━━━ EXCERPTED RECORDS
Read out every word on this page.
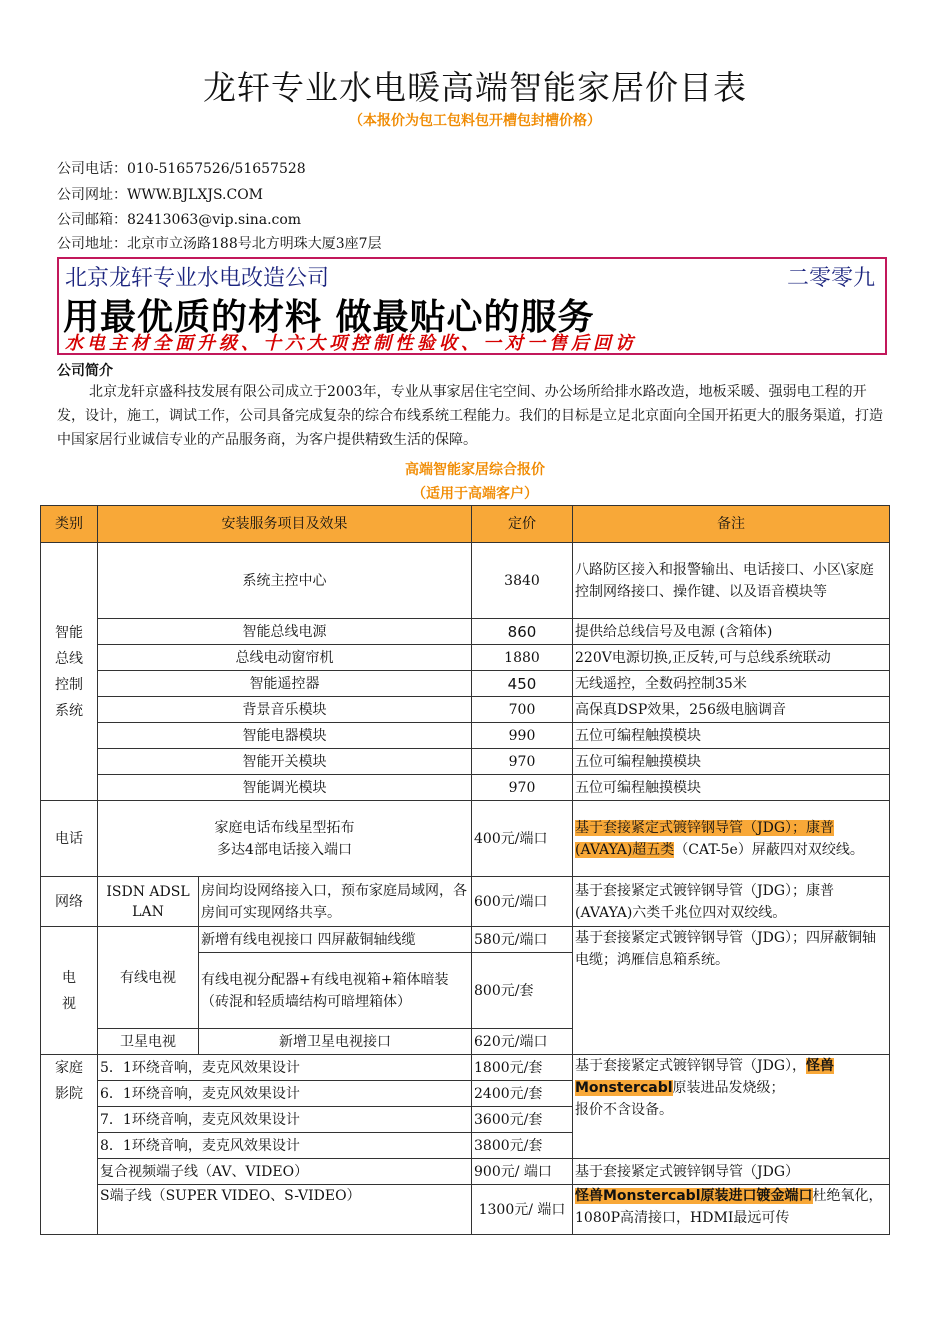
龙轩专业水电暖高端智能家居价目表
（本报价为包工包料包开槽包封槽价格）
公司电话：010-51657526/51657528
公司网址：WWW.BJLXJS.COM
公司邮箱：82413063@vip.sina.com
公司地址：北京市立汤路188号北方明珠大厦3座7层
北京龙轩专业水电改造公司	二零零九
用最优质的材料 做最贴心的服务
水电主材全面升级、十六大项控制性验收、一对一售后回访
公司简介
北京龙轩京盛科技发展有限公司成立于2003年，专业从事家居住宅空间、办公场所给排水路改造，地板采暖、强弱电工程的开发，设计，施工，调试工作，公司具备完成复杂的综合布线系统工程能力。我们的目标是立足北京面向全国开拓更大的服务渠道，打造中国家居行业诚信专业的产品服务商，为客户提供精致生活的保障。
高端智能家居综合报价
（适用于高端客户）
类别	安装服务项目及效果		定价	备注
智能
总线
控制
系统	系统主控中心		3840	八路防区接入和报警输出、电话接口、小区\家庭控制网络接口、操作键、以及语音模块等
	智能总线电源		860	提供给总线信号及电源 (含箱体)
	总线电动窗帘机		1880	220V电源切换,正反转,可与总线系统联动
	智能遥控器		450	无线遥控，全数码控制35米
	背景音乐模块		700	高保真DSP效果，256级电脑调音
	智能电器模块		990	五位可编程触摸模块
	智能开关模块		970	五位可编程触摸模块
	智能调光模块		970	五位可编程触摸模块
电话	家庭电话布线星型拓布
多达4部电话接入端口		400元/端口	基于套接紧定式镀锌钢导管（JDG）；康普(AVAYA)超五类（CAT-5e）屏蔽四对双绞线。
网络	ISDN ADSL LAN	房间均设网络接入口，预布家庭局域网，各房间可实现网络共享。	600元/端口	基于套接紧定式镀锌钢导管（JDG）；康普(AVAYA)六类千兆位四对双绞线。
电
视	有线电视	新增有线电视接口 四屏蔽铜轴线缆	580元/端口	基于套接紧定式镀锌钢导管（JDG）；四屏蔽铜轴电缆；鸿雁信息箱系统。

		有线电视分配器+有线电视箱+箱体暗装
（砖混和轻质墙结构可暗埋箱体）	800元/套	
	卫星电视	新增卫星电视接口	620元/端口	
家庭
影院	5．1环绕音响，麦克风效果设计		1800元/套	基于套接紧定式镀锌钢导管（JDG），怪兽Monstercabl原装进品发烧级；
报价不含设备。

	6．1环绕音响，麦克风效果设计		2400元/套	
	7．1环绕音响，麦克风效果设计		3600元/套	
	8．1环绕音响，麦克风效果设计		3800元/套	
	复合视频端子线（AV、VIDEO）		900元/ 端口	基于套接紧定式镀锌钢导管（JDG）
	S端子线（SUPER VIDEO、S-VIDEO）		1300元/ 端口	怪兽Monstercabl原装进口镀金端口杜绝氧化，1080P高清接口，HDMI最远可传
━━━━━━
### TASK
Quote in full the listing given above; the images are to be left out.

### THE SOLUTION
Read out every word on this page.
龙轩专业水电暖高端智能家居价目表
（本报价为包工包料包开槽包封槽价格）
公司电话：010-51657526/51657528
公司网址：WWW.BJLXJS.COM
公司邮箱：82413063@vip.sina.com
公司地址：北京市立汤路188号北方明珠大厦3座7层
北京龙轩专业水电改造公司	二零零九
用最优质的材料 做最贴心的服务
水电主材全面升级、十六大项控制性验收、一对一售后回访
公司简介
北京龙轩京盛科技发展有限公司成立于2003年，专业从事家居住宅空间、办公场所给排水路改造，地板采暖、强弱电工程的开发，设计，施工，调试工作，公司具备完成复杂的综合布线系统工程能力。我们的目标是立足北京面向全国开拓更大的服务渠道，打造中国家居行业诚信专业的产品服务商，为客户提供精致生活的保障。
高端智能家居综合报价
（适用于高端客户）
类别	安装服务项目及效果		定价	备注
智能
总线
控制
系统	系统主控中心		3840	八路防区接入和报警输出、电话接口、小区\家庭控制网络接口、操作键、以及语音模块等
	智能总线电源		860	提供给总线信号及电源 (含箱体)
	总线电动窗帘机		1880	220V电源切换,正反转,可与总线系统联动
	智能遥控器		450	无线遥控，全数码控制35米
	背景音乐模块		700	高保真DSP效果，256级电脑调音
	智能电器模块		990	五位可编程触摸模块
	智能开关模块		970	五位可编程触摸模块
	智能调光模块		970	五位可编程触摸模块
电话	家庭电话布线星型拓布
多达4部电话接入端口		400元/端口	基于套接紧定式镀锌钢导管（JDG）；康普(AVAYA)超五类（CAT-5e）屏蔽四对双绞线。
网络	ISDN ADSL LAN	房间均设网络接入口，预布家庭局域网，各房间可实现网络共享。	600元/端口	基于套接紧定式镀锌钢导管（JDG）；康普(AVAYA)六类千兆位四对双绞线。
电
视	有线电视	新增有线电视接口 四屏蔽铜轴线缆	580元/端口	基于套接紧定式镀锌钢导管（JDG）；四屏蔽铜轴电缆；鸿雁信息箱系统。

		有线电视分配器+有线电视箱+箱体暗装
（砖混和轻质墙结构可暗埋箱体）	800元/套	
	卫星电视	新增卫星电视接口	620元/端口	
家庭
影院	5．1环绕音响，麦克风效果设计		1800元/套	基于套接紧定式镀锌钢导管（JDG），怪兽Monstercabl原装进品发烧级；
报价不含设备。

	6．1环绕音响，麦克风效果设计		2400元/套	
	7．1环绕音响，麦克风效果设计		3600元/套	
	8．1环绕音响，麦克风效果设计		3800元/套	
	复合视频端子线（AV、VIDEO）		900元/ 端口	基于套接紧定式镀锌钢导管（JDG）
	S端子线（SUPER VIDEO、S-VIDEO）		1300元/ 端口	怪兽Monstercabl原装进口镀金端口杜绝氧化，1080P高清接口，HDMI最远可传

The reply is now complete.